Exercise input:
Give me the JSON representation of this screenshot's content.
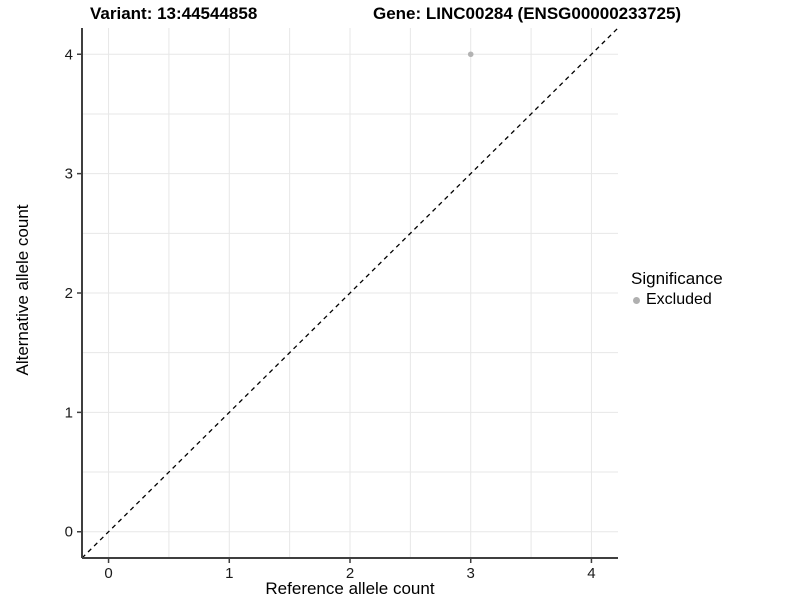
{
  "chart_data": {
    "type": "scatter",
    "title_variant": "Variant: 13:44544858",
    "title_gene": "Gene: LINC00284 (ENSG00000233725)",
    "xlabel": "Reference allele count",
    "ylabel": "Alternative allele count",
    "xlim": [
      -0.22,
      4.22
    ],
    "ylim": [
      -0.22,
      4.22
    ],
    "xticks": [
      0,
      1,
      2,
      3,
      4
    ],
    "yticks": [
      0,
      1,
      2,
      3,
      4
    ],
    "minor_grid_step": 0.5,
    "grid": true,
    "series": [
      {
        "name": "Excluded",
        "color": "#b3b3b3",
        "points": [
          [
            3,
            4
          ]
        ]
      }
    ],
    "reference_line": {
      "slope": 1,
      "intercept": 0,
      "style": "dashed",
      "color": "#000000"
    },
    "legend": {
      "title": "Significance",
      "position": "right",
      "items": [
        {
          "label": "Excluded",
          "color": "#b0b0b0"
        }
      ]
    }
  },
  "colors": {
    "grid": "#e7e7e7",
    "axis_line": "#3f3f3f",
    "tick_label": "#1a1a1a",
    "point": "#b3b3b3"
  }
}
---
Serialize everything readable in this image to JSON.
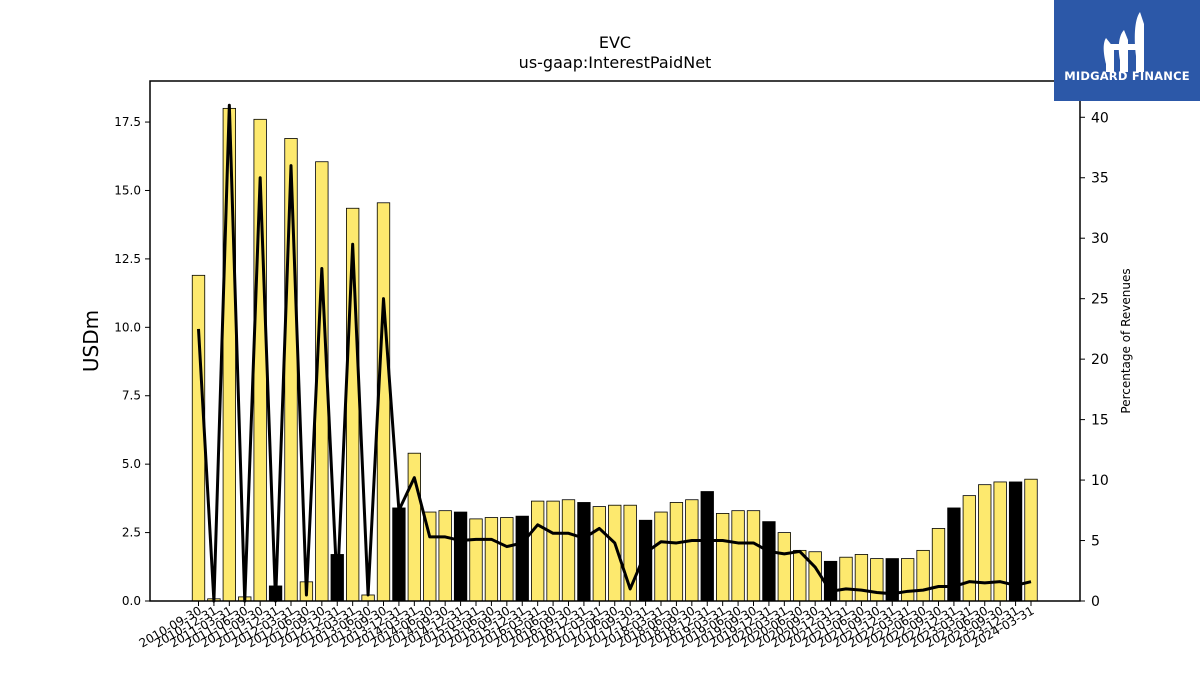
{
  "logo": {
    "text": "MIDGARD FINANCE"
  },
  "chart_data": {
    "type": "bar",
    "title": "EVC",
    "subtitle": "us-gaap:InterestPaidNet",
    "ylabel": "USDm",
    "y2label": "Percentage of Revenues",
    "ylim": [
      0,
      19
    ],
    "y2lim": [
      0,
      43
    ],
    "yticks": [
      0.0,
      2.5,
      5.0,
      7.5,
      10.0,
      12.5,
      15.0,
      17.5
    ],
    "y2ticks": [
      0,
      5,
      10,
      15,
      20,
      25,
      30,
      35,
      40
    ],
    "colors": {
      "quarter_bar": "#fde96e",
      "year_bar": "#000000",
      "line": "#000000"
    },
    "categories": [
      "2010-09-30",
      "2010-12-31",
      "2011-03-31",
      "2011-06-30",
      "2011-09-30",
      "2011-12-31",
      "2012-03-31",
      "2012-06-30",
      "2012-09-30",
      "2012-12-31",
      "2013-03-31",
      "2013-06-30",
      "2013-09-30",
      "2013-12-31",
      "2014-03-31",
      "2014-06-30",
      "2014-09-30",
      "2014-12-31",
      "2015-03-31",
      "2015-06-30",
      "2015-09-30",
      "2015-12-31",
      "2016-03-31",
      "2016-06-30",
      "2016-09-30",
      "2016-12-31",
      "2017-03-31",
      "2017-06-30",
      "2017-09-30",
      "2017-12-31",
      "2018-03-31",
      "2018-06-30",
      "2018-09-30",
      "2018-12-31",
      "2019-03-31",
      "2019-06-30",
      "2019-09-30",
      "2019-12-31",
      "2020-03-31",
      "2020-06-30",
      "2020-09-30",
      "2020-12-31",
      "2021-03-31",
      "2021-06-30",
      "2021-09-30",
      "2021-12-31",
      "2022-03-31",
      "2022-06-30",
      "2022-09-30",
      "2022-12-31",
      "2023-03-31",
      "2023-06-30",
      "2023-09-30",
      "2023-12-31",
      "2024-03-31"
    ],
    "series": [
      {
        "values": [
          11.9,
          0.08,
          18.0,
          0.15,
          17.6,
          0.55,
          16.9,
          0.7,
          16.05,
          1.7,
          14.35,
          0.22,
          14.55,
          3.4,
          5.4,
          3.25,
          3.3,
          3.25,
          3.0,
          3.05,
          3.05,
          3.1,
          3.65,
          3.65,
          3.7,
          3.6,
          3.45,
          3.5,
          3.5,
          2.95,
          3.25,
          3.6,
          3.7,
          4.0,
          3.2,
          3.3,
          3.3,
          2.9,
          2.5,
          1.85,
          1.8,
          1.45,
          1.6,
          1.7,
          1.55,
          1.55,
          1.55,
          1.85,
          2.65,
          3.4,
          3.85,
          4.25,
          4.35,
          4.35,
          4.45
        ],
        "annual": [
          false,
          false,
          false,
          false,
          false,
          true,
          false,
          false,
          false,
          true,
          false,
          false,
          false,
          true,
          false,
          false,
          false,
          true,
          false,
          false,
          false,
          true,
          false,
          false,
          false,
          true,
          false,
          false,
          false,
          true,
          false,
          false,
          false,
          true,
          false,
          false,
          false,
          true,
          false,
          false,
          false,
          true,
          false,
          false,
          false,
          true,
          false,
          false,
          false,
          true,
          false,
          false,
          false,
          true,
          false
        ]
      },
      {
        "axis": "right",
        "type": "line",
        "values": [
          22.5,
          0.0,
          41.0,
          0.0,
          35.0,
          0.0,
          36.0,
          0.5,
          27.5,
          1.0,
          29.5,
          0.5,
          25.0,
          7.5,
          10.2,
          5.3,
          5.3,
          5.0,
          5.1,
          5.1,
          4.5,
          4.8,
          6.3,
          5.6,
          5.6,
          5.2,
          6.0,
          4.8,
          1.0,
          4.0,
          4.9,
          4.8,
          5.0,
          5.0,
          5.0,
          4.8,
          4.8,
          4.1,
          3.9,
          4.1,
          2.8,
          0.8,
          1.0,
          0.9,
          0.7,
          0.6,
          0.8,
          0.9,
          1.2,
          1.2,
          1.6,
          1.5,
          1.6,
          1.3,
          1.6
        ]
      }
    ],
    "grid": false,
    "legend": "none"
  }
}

Exercise prompt: Give the number of lines in the listing above that contain "count", and nothing else.

Result for this exercise: 2